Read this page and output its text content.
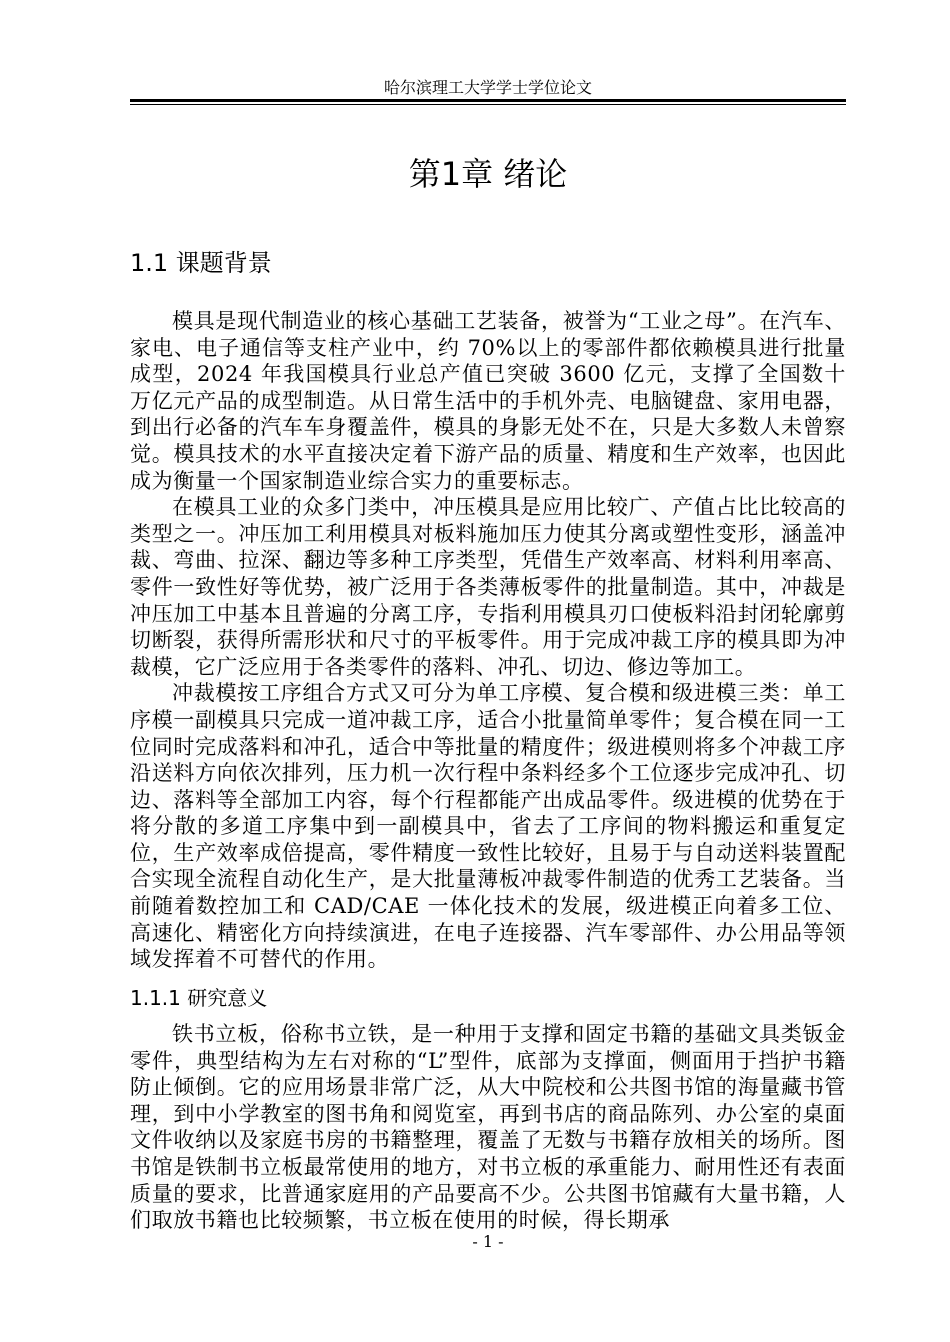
哈尔滨理工大学学士学位论文
第1章 绪论
1.1 课题背景

模具是现代制造业的核心基础工艺装备，被誉为“工业之母”。在汽车、家电、电子通信等支柱产业中，约 70%以上的零部件都依赖模具进行批量成型，2024 年我国模具行业总产值已突破 3600 亿元，支撑了全国数十万亿元产品的成型制造。从日常生活中的手机外壳、电脑键盘、家用电器，到出行必备的汽车车身覆盖件，模具的身影无处不在，只是大多数人未曾察觉。模具技术的水平直接决定着下游产品的质量、精度和生产效率，也因此成为衡量一个国家制造业综合实力的重要标志。

在模具工业的众多门类中，冲压模具是应用比较广、产值占比比较高的类型之一。冲压加工利用模具对板料施加压力使其分离或塑性变形，涵盖冲裁、弯曲、拉深、翻边等多种工序类型，凭借生产效率高、材料利用率高、零件一致性好等优势，被广泛用于各类薄板零件的批量制造。其中，冲裁是冲压加工中基本且普遍的分离工序，专指利用模具刃口使板料沿封闭轮廓剪切断裂，获得所需形状和尺寸的平板零件。用于完成冲裁工序的模具即为冲裁模，它广泛应用于各类零件的落料、冲孔、切边、修边等加工。

冲裁模按工序组合方式又可分为单工序模、复合模和级进模三类：单工序模一副模具只完成一道冲裁工序，适合小批量简单零件；复合模在同一工位同时完成落料和冲孔，适合中等批量的精度件；级进模则将多个冲裁工序沿送料方向依次排列，压力机一次行程中条料经多个工位逐步完成冲孔、切边、落料等全部加工内容，每个行程都能产出成品零件。级进模的优势在于将分散的多道工序集中到一副模具中，省去了工序间的物料搬运和重复定位，生产效率成倍提高，零件精度一致性比较好，且易于与自动送料装置配合实现全流程自动化生产，是大批量薄板冲裁零件制造的优秀工艺装备。当前随着数控加工和 CAD/CAE 一体化技术的发展，级进模正向着多工位、高速化、精密化方向持续演进，在电子连接器、汽车零部件、办公用品等领域发挥着不可替代的作用。

1.1.1 研究意义

铁书立板，俗称书立铁，是一种用于支撑和固定书籍的基础文具类钣金零件，典型结构为左右对称的“L”型件，底部为支撑面，侧面用于挡护书籍防止倾倒。它的应用场景非常广泛，从大中院校和公共图书馆的海量藏书管理，到中小学教室的图书角和阅览室，再到书店的商品陈列、办公室的桌面文件收纳以及家庭书房的书籍整理，覆盖了无数与书籍存放相关的场所。图书馆是铁制书立板最常使用的地方，对书立板的承重能力、耐用性还有表面质量的要求，比普通家庭用的产品要高不少。公共图书馆藏有大量书籍，人们取放书籍也比较频繁，书立板在使用的时候，得长期承

- 1 -
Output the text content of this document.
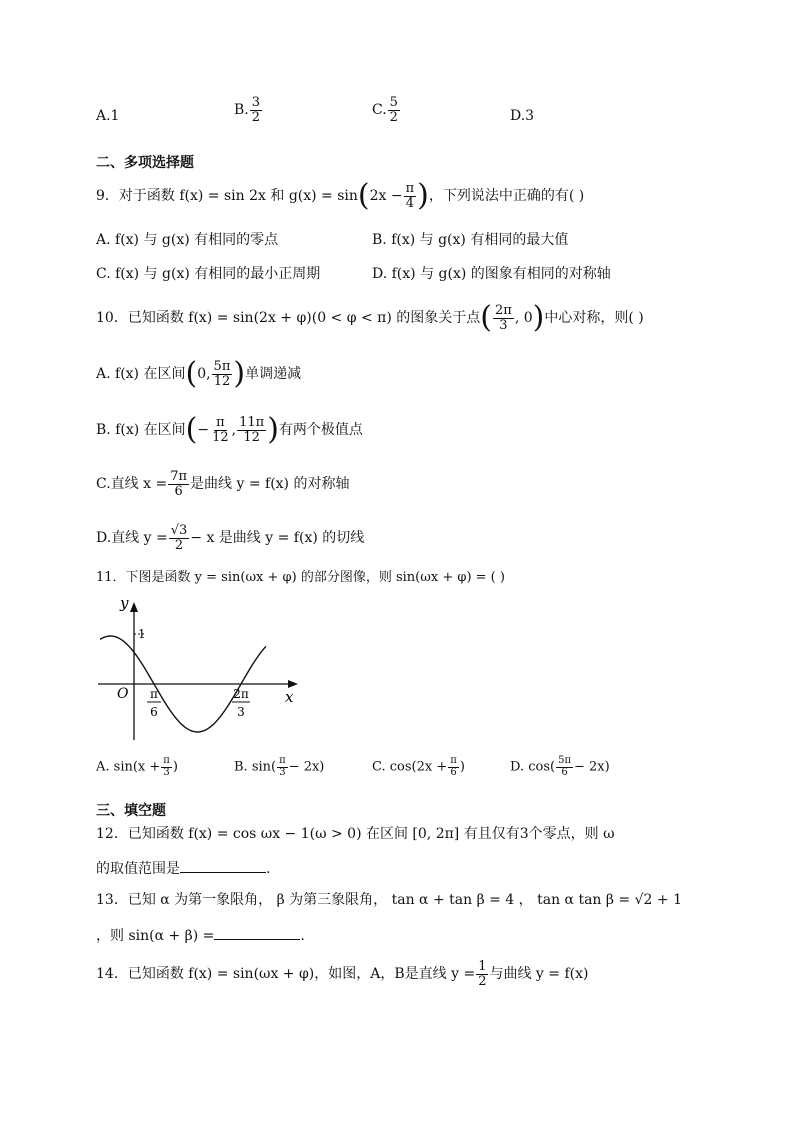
A.1	B. $\frac{3}{2}$	C. $\frac{5}{2}$	D.3
二、多项选择题
9．对于函数 f(x) = sin 2x 和 $g(x) = \sin(2x - \frac{\pi}{4}$ )，下列说法中正确的有( )
A. f(x) 与 g(x) 有相同的零点	B. f(x) 与 g(x) 有相同的最大值
C. f(x) 与 g(x) 有相同的最小正周期	D. f(x) 与 g(x) 的图象有相同的对称轴
10．已知函数 f(x) = sin(2x + φ)(0 < φ < π) 的图象关于点( $\frac{2\pi}{3}$ , 0)中心对称，则( )
A. f(x) 在区间(0, $\frac{5\pi}{12}$ )单调递减
B. f(x) 在区间(− $\frac{\pi}{12}$ , $\frac{11\pi}{12}$ )有两个极值点
C.直线 $x = \frac{7\pi}{6}$ 是曲线 y = f(x) 的对称轴
D.直线 $y = \frac{√3}{2} - x$ 是曲线 y = f(x) 的切线
11．下图是函数 y = sin(ωx + φ) 的部分图像，则 sin(ωx + φ) = ( )
y
x
O
1
π
6
2π
3
A. $\sin(x + \frac{\pi}{3}$ )	B. $\sin( \frac{\pi}{3} - 2x)$	C. $\cos(2x + \frac{\pi}{6}$ )	D. $\cos( \frac{5\pi}{6} - 2x)$
三、填空题
12．已知函数 f(x) = cos ωx − 1(ω > 0) 在区间 [0, 2π] 有且仅有3个零点，则 ω
的取值范围是	.
13．已知 α 为第一象限角， β 为第三象限角， tan α + tan β = 4 ， tan α tan β = √2 + 1
，则 sin(α + β) =	.
14．已知函数 f(x) = sin(ωx + φ)，如图，A，B是直线 $y = \frac{1}{2}$ 与曲线 y = f(x)
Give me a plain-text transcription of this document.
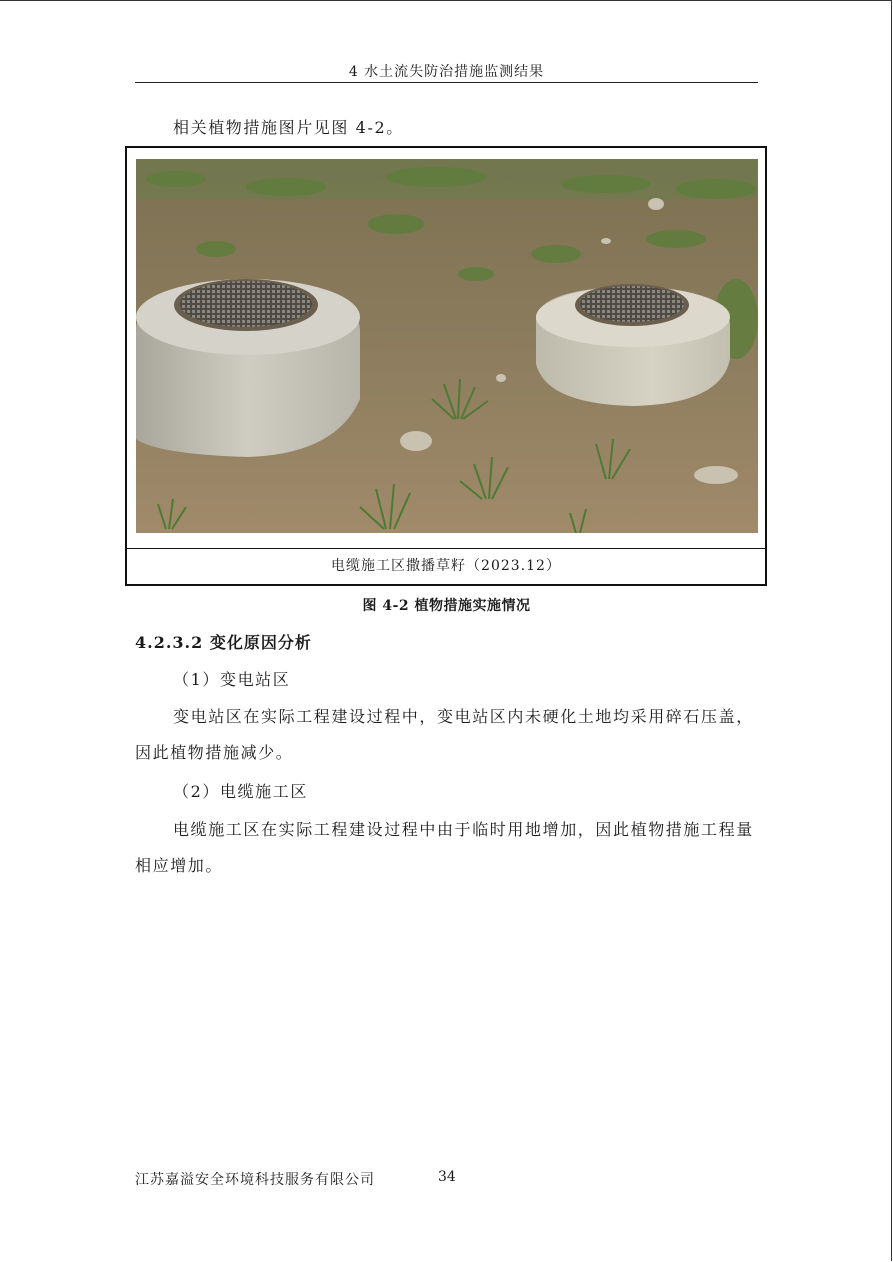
4 水土流失防治措施监测结果
相关植物措施图片见图 4-2。
电缆施工区撒播草籽（2023.12）
图 4-2 植物措施实施情况
4.2.3.2 变化原因分析
（1）变电站区
变电站区在实际工程建设过程中，变电站区内未硬化土地均采用碎石压盖，因此植物措施减少。
（2）电缆施工区
电缆施工区在实际工程建设过程中由于临时用地增加，因此植物措施工程量相应增加。
江苏嘉溢安全环境科技服务有限公司	34
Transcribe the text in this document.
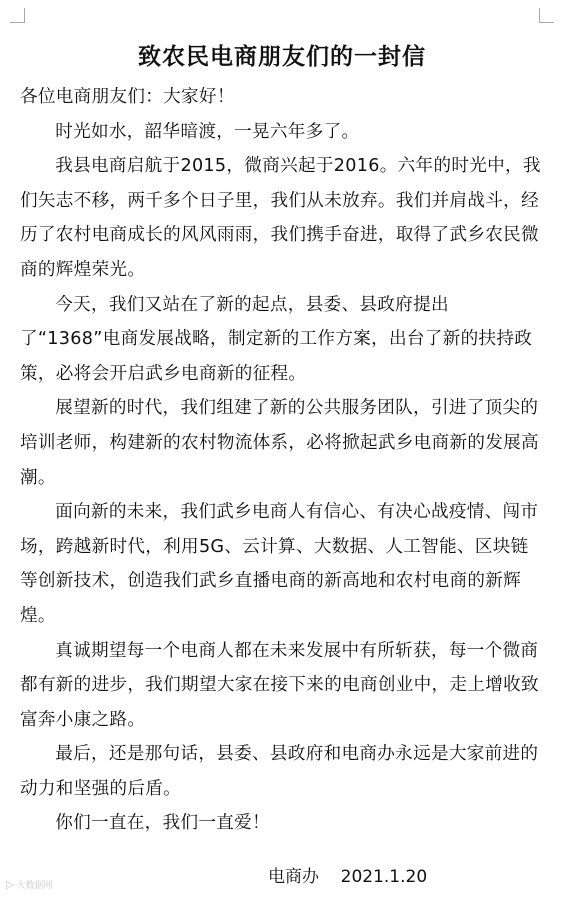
致农民电商朋友们的一封信

各位电商朋友们：大家好！

时光如水，韶华暗渡，一晃六年多了。

我县电商启航于2015，微商兴起于2016。六年的时光中，我们矢志不移，两千多个日子里，我们从未放弃。我们并肩战斗，经历了农村电商成长的风风雨雨，我们携手奋进，取得了武乡农民微商的辉煌荣光。

今天，我们又站在了新的起点，县委、县政府提出了“1368”电商发展战略，制定新的工作方案，出台了新的扶持政策，必将会开启武乡电商新的征程。

展望新的时代，我们组建了新的公共服务团队，引进了顶尖的培训老师，构建新的农村物流体系，必将掀起武乡电商新的发展高潮。

面向新的未来，我们武乡电商人有信心、有决心战疫情、闯市场，跨越新时代，利用5G、云计算、大数据、人工智能、区块链等创新技术，创造我们武乡直播电商的新高地和农村电商的新辉煌。

真诚期望每一个电商人都在未来发展中有所斩获，每一个微商都有新的进步，我们期望大家在接下来的电商创业中，走上增收致富奔小康之路。

最后，还是那句话，县委、县政府和电商办永远是大家前进的动力和坚强的后盾。

你们一直在，我们一直爱！

电商办 2021.1.20
▷ 大数据网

****

■ INSTRUCTIONS FOR THE TASK ■
Using the listing above, return all lines where the word "content" occurs.

■ FINISHED TASK ■
Read this page and output its text content.
Output the text content of this document.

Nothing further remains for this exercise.